[BEGIN]

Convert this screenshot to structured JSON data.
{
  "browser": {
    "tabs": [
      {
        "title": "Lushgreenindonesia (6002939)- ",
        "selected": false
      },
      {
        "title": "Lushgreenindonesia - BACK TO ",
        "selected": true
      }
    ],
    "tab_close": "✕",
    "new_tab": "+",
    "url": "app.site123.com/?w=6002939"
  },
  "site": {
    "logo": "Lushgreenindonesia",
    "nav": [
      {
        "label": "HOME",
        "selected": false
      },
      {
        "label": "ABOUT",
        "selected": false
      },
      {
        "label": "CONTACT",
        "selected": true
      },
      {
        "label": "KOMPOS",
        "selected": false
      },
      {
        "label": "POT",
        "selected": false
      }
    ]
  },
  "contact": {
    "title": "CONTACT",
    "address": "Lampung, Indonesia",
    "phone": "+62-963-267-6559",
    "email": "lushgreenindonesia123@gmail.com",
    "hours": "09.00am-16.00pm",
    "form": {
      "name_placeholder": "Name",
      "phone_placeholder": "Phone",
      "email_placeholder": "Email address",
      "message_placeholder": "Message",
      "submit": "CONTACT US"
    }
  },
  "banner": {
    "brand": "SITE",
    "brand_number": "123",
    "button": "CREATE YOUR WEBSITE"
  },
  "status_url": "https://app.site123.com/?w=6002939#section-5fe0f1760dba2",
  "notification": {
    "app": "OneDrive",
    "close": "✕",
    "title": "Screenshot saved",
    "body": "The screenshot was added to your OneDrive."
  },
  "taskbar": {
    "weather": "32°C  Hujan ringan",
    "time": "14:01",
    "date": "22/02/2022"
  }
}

[END]
[BEGIN]

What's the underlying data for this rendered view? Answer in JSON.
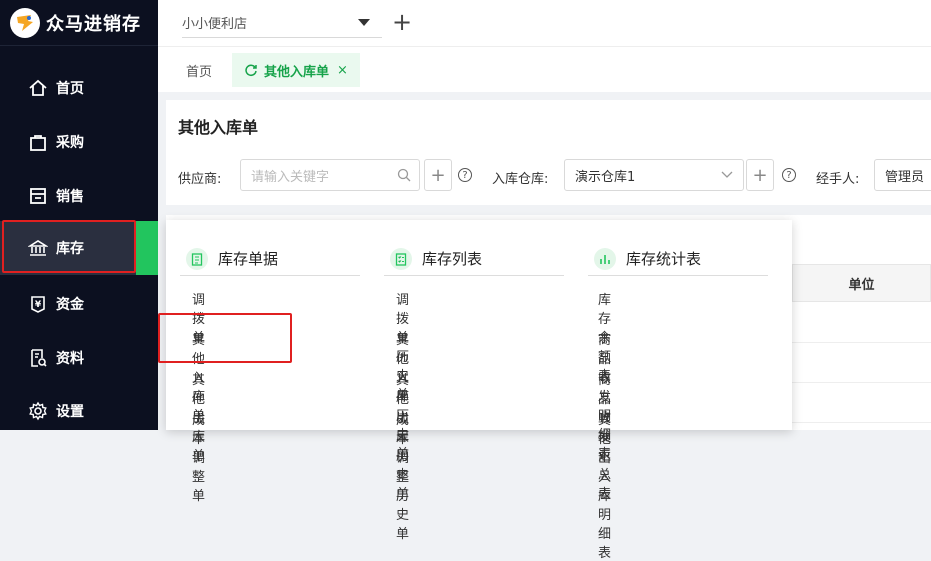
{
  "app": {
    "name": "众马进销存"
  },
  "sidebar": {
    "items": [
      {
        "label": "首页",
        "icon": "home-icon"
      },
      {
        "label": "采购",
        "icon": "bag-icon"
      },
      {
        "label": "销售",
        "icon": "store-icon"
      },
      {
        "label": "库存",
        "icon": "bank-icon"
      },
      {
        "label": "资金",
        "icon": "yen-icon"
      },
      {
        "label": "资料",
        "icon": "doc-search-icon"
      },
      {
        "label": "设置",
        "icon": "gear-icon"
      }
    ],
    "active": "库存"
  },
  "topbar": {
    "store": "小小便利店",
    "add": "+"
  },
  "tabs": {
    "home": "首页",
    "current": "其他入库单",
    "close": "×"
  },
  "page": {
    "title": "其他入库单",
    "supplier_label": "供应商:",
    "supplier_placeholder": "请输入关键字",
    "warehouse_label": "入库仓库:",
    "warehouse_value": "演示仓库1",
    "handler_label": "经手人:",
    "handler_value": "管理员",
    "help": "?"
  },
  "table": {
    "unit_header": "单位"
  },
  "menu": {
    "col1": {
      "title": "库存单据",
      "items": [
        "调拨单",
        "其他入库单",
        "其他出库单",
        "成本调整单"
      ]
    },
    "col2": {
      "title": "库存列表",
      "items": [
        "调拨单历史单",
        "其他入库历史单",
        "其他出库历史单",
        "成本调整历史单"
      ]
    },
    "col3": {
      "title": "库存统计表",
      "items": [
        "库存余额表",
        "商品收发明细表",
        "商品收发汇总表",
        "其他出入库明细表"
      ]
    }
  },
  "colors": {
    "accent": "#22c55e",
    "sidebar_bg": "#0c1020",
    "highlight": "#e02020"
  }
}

[END]
[BEGIN]

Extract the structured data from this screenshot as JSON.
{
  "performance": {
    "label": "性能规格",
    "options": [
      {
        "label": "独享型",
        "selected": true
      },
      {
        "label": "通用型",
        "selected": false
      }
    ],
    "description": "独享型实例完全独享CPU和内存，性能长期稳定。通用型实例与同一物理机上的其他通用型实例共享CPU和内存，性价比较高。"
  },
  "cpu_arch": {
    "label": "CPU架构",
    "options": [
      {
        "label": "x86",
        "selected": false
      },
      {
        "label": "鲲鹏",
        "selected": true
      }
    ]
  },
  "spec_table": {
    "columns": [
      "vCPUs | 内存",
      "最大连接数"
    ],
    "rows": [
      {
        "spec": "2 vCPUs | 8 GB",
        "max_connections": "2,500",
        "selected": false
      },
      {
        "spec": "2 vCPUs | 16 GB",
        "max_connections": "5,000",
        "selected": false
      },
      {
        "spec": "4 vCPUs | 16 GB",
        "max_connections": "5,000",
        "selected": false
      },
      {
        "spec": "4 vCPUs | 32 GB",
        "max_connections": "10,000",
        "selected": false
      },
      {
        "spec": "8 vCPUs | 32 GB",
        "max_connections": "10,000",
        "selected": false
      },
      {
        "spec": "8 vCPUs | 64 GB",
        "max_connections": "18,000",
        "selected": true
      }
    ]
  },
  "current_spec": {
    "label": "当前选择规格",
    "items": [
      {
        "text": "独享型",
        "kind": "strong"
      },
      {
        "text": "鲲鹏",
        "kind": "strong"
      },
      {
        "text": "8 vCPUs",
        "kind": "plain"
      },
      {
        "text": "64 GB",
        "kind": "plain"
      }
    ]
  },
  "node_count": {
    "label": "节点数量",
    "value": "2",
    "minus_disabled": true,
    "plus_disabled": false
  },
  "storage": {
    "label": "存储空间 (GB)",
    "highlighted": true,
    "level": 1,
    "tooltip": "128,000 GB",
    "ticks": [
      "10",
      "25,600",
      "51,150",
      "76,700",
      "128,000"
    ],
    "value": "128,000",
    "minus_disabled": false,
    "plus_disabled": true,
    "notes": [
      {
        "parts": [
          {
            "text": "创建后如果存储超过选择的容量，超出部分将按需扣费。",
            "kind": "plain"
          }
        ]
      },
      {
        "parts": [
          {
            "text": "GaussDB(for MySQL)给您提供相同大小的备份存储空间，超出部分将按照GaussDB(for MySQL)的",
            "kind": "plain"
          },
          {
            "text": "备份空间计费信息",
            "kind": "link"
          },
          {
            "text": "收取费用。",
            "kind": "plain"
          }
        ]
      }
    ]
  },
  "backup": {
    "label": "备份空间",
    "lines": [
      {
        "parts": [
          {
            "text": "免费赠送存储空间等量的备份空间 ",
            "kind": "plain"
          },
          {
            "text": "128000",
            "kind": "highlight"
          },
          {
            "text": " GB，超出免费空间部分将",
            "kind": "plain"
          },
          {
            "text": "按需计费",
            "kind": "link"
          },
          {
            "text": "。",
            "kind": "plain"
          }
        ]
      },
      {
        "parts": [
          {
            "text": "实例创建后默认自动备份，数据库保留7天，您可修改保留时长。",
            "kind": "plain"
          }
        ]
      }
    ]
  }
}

[END]

[GIVEN PROBLEM]
Pull out every line containing "title".

[RIGHT ANSWER]
        "title": "Lushgreenindonesia (6002939)- ",
        "title": "Lushgreenindonesia - BACK TO ",
    "title": "CONTACT",
    "title": "Screenshot saved",
    "title": "其他入库单",
      "title": "库存单据",
      "title": "库存列表",
      "title": "库存统计表",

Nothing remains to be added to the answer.